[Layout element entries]

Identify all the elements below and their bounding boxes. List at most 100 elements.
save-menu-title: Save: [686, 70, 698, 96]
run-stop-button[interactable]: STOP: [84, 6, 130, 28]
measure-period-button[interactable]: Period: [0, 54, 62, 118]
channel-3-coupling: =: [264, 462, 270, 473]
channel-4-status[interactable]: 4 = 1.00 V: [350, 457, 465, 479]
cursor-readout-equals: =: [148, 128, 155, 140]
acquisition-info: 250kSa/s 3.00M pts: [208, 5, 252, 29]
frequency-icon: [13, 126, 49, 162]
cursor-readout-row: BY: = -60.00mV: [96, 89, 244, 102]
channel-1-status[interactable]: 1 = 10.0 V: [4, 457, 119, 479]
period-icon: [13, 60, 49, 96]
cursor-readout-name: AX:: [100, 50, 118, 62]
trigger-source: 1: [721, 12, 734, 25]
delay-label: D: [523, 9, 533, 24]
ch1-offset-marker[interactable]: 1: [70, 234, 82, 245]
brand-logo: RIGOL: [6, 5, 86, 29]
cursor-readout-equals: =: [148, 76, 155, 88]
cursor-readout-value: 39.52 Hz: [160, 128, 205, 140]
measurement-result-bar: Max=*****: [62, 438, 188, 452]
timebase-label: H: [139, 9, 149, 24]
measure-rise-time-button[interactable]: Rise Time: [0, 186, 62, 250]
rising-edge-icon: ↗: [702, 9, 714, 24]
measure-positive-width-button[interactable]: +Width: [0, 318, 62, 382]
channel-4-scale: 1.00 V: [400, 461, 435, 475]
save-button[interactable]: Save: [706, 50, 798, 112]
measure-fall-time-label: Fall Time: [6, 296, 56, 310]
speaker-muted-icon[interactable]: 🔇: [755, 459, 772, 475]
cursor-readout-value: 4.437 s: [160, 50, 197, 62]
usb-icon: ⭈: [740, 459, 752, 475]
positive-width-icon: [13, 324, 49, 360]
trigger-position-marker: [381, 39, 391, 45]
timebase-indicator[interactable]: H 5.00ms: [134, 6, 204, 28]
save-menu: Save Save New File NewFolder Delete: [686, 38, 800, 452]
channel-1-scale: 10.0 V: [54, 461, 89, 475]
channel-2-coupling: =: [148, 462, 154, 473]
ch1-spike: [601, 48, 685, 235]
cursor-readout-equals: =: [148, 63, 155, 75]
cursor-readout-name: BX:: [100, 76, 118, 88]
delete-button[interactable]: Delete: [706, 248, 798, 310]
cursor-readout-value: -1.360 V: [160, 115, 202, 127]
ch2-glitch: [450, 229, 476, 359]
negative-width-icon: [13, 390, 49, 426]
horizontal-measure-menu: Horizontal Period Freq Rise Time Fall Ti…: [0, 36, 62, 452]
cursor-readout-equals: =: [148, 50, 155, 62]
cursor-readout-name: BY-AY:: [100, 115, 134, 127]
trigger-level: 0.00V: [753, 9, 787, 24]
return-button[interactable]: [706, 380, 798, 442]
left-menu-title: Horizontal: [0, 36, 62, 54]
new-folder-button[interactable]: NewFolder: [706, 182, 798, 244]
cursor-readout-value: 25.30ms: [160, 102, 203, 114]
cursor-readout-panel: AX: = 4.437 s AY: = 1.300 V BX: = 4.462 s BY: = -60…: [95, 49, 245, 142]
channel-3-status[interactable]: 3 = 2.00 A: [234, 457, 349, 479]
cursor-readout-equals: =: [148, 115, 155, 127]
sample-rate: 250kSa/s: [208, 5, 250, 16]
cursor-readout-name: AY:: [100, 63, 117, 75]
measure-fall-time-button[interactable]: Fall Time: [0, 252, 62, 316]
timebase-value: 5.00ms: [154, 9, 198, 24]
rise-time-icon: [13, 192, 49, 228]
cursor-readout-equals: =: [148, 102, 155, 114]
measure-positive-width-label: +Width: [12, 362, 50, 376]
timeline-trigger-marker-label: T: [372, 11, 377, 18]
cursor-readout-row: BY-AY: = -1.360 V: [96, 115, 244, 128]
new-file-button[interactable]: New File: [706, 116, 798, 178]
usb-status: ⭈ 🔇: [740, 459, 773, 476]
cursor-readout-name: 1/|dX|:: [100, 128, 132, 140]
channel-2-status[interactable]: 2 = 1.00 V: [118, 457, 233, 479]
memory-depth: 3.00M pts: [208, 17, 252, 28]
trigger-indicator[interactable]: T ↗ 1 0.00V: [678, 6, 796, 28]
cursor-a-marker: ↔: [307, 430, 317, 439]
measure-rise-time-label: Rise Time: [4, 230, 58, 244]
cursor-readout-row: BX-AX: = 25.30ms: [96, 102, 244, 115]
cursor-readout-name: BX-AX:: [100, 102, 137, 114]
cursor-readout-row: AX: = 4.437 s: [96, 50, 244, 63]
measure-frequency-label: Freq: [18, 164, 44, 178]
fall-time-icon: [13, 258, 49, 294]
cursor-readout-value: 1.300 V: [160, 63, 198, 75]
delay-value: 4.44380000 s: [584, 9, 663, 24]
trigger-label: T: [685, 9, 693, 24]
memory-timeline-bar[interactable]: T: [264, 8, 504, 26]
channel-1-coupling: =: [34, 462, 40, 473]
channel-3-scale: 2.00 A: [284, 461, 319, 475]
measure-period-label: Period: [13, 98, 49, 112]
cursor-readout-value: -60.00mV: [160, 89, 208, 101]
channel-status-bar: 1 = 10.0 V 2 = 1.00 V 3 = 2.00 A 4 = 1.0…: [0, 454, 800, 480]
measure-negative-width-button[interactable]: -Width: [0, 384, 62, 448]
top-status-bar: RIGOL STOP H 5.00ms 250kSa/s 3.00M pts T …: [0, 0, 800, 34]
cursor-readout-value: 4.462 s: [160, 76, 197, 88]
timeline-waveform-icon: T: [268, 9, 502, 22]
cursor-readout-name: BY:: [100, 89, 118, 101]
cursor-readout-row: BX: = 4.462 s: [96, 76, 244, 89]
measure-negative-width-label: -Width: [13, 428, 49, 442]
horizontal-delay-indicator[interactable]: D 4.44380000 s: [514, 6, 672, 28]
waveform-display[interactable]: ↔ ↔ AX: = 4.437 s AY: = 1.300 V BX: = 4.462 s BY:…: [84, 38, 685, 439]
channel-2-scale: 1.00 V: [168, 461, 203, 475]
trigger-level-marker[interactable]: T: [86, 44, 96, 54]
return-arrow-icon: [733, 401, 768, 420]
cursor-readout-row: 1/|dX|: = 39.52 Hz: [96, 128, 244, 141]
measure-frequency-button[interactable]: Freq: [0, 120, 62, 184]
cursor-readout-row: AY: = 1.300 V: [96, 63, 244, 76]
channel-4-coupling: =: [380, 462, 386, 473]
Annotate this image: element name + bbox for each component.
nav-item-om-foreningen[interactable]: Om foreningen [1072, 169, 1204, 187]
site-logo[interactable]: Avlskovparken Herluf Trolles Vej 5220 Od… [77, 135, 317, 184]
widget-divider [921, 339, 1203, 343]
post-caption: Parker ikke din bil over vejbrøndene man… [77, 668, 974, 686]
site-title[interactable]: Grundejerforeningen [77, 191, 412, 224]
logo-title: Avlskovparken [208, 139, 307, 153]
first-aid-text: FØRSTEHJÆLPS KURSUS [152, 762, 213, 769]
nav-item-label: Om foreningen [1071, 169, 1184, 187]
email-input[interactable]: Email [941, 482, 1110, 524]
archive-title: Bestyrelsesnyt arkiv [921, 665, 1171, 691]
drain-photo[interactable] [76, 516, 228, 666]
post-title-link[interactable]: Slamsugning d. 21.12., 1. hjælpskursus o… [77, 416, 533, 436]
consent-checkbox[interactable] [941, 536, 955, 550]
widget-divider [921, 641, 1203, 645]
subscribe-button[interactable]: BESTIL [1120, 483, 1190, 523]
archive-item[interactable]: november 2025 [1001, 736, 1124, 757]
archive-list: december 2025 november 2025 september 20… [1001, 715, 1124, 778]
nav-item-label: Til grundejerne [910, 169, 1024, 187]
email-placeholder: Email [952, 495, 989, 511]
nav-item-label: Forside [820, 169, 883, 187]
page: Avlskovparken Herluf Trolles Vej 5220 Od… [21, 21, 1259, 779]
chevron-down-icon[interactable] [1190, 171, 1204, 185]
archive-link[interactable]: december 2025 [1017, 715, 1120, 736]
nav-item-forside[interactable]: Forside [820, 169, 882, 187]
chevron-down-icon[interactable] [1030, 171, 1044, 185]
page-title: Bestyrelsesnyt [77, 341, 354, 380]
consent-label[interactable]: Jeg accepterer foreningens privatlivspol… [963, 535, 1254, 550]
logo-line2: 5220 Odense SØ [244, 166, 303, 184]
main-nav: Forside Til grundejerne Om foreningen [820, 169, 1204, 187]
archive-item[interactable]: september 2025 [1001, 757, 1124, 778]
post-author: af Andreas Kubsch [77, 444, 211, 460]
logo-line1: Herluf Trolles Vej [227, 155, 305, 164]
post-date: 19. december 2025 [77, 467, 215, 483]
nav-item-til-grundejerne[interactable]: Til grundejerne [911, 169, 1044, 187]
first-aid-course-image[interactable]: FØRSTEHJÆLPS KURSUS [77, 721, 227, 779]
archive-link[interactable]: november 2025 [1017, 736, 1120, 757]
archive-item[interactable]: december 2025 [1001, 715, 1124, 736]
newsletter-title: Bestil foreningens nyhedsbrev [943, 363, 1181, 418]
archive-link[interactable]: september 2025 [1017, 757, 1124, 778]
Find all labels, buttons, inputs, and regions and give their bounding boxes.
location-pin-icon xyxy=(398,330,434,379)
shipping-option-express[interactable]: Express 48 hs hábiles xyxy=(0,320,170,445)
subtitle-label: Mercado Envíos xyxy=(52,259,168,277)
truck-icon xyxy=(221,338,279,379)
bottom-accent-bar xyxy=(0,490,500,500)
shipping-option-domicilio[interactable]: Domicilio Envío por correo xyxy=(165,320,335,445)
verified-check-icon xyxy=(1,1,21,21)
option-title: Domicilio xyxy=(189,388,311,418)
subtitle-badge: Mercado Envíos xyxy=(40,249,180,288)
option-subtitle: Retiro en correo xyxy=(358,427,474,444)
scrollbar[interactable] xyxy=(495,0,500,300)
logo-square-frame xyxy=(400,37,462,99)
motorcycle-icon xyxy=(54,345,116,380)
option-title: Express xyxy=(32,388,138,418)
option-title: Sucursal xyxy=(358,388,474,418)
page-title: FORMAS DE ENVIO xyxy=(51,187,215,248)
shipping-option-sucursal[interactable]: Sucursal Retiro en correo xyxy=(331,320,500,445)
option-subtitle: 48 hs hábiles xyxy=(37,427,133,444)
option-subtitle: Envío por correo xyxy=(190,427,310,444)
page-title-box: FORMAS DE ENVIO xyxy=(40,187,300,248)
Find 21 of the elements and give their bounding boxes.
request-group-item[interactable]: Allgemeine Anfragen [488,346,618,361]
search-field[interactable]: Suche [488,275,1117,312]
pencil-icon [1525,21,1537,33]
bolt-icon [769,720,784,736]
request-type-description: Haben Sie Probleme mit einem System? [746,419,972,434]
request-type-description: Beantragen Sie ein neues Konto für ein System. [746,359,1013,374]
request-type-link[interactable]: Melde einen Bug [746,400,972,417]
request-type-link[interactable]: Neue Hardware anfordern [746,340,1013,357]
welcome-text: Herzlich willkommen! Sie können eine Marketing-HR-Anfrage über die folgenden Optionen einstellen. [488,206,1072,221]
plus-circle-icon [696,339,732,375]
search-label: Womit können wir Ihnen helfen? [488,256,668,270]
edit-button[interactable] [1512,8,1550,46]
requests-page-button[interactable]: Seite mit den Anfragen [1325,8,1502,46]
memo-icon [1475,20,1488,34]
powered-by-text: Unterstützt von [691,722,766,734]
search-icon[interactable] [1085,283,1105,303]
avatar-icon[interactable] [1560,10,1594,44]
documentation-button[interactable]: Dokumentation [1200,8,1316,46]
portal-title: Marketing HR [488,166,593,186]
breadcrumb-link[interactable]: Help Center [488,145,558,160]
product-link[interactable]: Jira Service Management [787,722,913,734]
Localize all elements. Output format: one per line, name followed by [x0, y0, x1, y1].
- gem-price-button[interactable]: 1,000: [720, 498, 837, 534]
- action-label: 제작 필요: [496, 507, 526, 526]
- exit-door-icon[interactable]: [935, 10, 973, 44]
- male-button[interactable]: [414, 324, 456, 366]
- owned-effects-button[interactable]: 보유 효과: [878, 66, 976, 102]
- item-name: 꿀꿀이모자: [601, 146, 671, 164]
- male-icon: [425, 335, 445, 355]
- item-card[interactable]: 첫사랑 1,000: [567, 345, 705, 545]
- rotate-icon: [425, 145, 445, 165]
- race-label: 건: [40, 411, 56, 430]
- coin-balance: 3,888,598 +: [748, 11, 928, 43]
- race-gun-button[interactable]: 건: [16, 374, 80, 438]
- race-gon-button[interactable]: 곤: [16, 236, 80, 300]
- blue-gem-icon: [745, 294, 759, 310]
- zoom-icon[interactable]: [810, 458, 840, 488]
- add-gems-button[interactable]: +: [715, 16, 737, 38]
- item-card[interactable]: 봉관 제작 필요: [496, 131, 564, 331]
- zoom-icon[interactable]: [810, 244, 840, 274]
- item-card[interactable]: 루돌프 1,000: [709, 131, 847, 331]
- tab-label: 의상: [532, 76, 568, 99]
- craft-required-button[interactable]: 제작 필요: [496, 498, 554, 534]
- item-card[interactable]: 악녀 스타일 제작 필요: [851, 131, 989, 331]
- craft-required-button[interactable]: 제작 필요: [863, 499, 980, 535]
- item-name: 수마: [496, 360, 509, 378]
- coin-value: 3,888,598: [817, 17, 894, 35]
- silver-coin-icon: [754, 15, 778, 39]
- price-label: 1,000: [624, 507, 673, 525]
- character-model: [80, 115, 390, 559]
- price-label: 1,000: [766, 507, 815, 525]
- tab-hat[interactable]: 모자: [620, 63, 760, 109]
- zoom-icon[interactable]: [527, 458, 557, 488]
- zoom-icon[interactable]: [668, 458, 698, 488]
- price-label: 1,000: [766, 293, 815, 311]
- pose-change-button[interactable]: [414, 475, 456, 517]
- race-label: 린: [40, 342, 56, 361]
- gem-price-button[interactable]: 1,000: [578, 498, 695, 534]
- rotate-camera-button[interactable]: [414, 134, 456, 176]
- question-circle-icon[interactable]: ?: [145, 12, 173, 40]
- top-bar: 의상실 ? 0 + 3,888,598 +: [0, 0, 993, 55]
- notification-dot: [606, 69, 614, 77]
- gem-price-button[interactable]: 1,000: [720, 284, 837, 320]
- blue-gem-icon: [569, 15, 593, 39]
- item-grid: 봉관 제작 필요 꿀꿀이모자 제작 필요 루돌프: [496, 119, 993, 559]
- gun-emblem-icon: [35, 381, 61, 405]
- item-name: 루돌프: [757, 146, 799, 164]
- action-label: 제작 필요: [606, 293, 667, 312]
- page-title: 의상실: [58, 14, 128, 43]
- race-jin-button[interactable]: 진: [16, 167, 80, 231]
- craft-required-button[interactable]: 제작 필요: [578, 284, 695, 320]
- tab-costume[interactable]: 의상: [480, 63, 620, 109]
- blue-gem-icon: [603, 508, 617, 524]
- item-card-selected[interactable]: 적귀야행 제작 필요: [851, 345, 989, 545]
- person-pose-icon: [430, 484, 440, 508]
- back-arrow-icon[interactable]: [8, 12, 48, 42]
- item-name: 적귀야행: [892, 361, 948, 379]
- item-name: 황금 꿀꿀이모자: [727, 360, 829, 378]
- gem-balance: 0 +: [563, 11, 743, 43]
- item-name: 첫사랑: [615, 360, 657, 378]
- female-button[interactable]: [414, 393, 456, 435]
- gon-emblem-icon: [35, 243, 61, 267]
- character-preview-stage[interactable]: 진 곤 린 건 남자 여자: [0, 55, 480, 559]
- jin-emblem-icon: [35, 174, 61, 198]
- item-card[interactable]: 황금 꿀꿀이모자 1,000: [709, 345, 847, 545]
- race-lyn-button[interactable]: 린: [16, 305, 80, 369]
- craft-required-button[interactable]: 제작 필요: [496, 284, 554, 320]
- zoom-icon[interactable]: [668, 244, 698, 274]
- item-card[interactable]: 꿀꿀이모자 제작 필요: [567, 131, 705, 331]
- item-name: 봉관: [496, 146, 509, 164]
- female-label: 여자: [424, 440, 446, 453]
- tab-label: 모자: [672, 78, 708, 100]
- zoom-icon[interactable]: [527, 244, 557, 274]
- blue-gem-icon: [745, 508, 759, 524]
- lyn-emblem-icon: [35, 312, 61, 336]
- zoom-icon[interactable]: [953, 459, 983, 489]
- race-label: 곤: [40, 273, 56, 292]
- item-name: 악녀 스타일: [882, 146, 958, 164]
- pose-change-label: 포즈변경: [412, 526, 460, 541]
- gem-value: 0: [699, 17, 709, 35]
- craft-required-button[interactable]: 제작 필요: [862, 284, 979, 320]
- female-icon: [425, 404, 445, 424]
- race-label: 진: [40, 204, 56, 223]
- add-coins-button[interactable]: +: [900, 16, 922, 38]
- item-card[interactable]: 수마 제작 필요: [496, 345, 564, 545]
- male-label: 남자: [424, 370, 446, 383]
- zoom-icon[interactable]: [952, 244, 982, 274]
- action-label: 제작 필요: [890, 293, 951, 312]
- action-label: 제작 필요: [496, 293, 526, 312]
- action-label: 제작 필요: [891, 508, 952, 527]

» TO DO
Please arrange the lines from the start of the items up to and including the line with "rising-edge-icon: ↗: [702, 9, 714, 24]" as a numbered list, leaving out any blank lines.

» THE OUTPUT
1. Identify all the elements below and their bounding boxes. List at most 100 elements.
2. save-menu-title: Save: [686, 70, 698, 96]
3. run-stop-button[interactable]: STOP: [84, 6, 130, 28]
4. measure-period-button[interactable]: Period: [0, 54, 62, 118]
5. channel-3-coupling: =: [264, 462, 270, 473]
6. channel-4-status[interactable]: 4 = 1.00 V: [350, 457, 465, 479]
7. cursor-readout-equals: =: [148, 128, 155, 140]
8. acquisition-info: 250kSa/s 3.00M pts: [208, 5, 252, 29]
9. frequency-icon: [13, 126, 49, 162]
10. cursor-readout-row: BY: = -60.00mV: [96, 89, 244, 102]
11. channel-1-status[interactable]: 1 = 10.0 V: [4, 457, 119, 479]
12. period-icon: [13, 60, 49, 96]
13. cursor-readout-name: AX:: [100, 50, 118, 62]
14. trigger-source: 1: [721, 12, 734, 25]
15. delay-label: D: [523, 9, 533, 24]
16. ch1-offset-marker[interactable]: 1: [70, 234, 82, 245]
17. brand-logo: RIGOL: [6, 5, 86, 29]
18. cursor-readout-equals: =: [148, 76, 155, 88]
19. cursor-readout-value: 39.52 Hz: [160, 128, 205, 140]
20. measurement-result-bar: Max=*****: [62, 438, 188, 452]
21. timebase-label: H: [139, 9, 149, 24]
22. measure-rise-time-button[interactable]: Rise Time: [0, 186, 62, 250]
23. rising-edge-icon: ↗: [702, 9, 714, 24]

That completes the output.